-- START --
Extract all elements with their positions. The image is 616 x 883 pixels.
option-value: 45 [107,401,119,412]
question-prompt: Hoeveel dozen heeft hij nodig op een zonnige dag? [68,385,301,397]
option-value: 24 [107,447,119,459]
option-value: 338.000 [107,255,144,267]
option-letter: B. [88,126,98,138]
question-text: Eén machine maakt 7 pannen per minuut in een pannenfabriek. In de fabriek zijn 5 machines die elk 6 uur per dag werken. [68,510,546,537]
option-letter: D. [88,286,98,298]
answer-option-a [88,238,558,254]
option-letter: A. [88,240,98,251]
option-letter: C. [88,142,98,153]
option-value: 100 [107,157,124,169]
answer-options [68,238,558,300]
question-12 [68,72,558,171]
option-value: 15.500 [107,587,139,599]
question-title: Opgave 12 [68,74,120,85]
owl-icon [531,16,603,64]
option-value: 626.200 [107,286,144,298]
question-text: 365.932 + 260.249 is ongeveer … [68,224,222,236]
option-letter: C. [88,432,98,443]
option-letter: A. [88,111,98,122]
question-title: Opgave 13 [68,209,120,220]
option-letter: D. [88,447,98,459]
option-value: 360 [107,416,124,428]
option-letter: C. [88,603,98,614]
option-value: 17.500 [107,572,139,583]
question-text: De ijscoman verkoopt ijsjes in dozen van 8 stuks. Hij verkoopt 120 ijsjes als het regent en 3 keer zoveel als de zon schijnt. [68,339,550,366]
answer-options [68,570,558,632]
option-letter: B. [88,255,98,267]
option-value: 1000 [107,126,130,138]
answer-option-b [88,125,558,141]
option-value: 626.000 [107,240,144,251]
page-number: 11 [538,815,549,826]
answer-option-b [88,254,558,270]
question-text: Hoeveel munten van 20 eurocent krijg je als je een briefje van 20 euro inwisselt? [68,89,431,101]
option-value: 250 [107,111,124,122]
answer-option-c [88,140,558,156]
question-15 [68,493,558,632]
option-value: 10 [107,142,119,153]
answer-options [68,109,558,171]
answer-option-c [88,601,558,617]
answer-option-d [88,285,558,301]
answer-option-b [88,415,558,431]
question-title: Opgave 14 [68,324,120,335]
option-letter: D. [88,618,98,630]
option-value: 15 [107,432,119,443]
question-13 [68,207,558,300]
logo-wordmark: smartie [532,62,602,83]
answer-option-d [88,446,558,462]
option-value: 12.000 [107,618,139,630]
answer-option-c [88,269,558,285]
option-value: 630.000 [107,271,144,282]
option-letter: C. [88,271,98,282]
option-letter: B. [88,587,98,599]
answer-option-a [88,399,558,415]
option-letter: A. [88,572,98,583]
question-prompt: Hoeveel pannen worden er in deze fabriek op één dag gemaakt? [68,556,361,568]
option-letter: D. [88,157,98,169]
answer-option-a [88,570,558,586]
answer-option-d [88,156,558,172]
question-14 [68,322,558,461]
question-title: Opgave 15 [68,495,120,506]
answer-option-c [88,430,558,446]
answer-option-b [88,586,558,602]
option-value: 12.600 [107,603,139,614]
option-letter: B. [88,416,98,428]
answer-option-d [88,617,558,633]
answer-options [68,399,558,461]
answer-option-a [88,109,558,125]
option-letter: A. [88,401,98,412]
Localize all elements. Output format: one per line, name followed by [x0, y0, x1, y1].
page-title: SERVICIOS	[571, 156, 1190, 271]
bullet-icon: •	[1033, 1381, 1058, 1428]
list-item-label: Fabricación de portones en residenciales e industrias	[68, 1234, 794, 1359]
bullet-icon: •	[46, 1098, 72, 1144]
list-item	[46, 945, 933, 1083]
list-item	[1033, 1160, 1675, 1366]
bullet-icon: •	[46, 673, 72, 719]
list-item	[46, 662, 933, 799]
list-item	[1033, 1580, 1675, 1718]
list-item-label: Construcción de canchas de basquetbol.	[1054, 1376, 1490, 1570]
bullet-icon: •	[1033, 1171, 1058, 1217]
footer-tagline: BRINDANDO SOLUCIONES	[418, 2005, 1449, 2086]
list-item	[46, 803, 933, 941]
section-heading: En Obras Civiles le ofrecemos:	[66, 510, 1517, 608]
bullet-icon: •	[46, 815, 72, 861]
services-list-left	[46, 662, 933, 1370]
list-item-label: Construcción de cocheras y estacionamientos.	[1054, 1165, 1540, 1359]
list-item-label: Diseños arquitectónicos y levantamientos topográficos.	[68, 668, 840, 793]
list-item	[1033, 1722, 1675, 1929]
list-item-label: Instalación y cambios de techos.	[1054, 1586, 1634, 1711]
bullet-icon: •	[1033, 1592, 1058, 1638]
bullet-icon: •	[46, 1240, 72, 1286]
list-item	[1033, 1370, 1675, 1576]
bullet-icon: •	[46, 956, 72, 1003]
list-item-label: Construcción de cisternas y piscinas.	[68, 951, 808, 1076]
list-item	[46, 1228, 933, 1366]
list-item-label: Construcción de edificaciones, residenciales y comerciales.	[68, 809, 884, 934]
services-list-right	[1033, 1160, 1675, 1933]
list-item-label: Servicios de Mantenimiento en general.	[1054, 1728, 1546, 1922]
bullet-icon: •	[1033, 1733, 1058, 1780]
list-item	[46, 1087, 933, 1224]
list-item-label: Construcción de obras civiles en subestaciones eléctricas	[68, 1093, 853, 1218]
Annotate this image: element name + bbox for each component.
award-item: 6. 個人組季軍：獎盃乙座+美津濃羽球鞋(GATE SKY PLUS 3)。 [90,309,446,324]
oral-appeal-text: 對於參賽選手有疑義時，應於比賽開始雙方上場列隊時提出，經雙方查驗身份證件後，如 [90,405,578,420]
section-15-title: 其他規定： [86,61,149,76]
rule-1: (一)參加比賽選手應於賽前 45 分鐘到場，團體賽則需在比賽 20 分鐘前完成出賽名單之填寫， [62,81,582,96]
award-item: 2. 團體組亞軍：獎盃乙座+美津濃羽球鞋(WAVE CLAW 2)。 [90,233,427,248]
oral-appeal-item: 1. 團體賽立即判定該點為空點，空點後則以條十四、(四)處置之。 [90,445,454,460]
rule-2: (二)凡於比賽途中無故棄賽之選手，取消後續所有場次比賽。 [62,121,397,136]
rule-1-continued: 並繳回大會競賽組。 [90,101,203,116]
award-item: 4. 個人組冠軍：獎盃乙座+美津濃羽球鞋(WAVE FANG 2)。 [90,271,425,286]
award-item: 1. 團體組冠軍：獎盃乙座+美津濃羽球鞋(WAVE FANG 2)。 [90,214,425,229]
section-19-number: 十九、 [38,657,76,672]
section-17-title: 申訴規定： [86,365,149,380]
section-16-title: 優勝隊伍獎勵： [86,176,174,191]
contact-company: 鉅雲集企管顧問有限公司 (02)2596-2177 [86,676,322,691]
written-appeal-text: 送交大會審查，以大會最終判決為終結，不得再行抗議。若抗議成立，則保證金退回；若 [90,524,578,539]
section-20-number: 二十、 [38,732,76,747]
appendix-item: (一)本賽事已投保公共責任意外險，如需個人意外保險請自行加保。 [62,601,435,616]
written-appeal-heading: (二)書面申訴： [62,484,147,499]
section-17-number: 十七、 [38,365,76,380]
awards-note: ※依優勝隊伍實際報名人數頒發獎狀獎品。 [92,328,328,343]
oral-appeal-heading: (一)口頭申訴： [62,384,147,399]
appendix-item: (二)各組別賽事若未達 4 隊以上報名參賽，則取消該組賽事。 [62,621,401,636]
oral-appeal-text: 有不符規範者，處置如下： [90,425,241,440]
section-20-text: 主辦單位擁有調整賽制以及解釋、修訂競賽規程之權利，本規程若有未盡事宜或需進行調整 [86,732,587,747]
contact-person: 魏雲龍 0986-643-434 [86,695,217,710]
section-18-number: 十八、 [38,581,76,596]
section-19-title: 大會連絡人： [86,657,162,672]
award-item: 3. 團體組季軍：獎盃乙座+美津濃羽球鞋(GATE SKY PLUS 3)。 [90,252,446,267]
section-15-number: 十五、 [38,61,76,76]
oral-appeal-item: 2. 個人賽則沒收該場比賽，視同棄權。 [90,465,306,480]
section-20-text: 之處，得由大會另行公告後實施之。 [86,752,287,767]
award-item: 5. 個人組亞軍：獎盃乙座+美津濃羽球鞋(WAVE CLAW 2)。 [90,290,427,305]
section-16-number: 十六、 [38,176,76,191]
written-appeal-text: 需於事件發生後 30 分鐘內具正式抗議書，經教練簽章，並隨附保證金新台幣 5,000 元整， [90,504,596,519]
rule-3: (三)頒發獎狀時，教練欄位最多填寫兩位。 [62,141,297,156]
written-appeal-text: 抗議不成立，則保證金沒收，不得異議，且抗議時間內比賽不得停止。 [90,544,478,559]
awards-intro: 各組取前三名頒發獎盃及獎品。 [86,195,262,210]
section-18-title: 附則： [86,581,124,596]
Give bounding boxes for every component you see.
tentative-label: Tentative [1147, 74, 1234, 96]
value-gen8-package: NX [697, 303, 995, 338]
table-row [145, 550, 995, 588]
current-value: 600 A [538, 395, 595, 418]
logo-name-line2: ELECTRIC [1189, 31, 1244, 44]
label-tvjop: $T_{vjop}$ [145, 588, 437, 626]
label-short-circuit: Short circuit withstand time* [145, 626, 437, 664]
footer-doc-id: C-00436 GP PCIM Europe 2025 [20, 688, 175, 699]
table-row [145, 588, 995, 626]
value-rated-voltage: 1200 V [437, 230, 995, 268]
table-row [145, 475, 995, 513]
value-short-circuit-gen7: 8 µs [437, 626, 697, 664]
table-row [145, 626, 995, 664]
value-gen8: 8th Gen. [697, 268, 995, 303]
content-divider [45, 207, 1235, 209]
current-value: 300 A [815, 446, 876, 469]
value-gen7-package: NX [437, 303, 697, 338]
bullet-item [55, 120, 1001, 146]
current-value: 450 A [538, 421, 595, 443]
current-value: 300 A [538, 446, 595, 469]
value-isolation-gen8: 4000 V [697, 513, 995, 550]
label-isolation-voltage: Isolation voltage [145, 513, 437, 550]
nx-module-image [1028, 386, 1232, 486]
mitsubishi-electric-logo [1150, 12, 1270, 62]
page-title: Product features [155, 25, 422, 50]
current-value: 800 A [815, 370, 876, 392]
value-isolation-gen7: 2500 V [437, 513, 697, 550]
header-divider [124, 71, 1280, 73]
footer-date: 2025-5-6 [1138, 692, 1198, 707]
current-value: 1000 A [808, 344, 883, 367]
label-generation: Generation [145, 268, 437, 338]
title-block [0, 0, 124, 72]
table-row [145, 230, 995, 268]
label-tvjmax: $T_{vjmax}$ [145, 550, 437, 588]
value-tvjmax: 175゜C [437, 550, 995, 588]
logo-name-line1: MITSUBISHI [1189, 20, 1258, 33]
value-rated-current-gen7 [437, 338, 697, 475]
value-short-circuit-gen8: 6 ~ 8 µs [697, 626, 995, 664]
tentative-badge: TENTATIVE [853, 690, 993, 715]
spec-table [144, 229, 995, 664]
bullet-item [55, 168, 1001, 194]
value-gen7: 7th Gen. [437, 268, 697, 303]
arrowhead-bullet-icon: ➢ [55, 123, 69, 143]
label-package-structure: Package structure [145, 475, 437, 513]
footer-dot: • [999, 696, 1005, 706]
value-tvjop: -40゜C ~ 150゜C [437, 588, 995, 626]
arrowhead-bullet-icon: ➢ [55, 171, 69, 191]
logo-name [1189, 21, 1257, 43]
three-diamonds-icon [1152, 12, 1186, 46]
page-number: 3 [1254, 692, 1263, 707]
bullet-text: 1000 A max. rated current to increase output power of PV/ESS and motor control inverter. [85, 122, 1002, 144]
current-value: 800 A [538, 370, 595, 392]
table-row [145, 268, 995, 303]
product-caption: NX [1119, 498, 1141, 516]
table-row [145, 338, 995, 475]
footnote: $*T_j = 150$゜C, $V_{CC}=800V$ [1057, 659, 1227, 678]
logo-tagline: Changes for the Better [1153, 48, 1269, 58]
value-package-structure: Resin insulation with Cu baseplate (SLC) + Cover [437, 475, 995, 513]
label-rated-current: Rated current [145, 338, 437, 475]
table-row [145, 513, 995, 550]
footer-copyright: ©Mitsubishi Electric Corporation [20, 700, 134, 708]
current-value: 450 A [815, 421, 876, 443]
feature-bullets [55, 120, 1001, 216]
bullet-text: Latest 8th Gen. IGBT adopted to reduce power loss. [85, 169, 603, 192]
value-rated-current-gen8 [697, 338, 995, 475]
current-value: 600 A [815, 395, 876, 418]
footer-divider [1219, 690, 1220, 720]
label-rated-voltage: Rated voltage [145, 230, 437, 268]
-- END --
_Exercise instructions_
List each line of the data above that contains the word "residenciales".

_Task solution_
list-item-label: Fabricación de portones en residenciales e industrias	[68, 1234, 794, 1359]
list-item-label: Construcción de edificaciones, residenciales y comerciales.	[68, 809, 884, 934]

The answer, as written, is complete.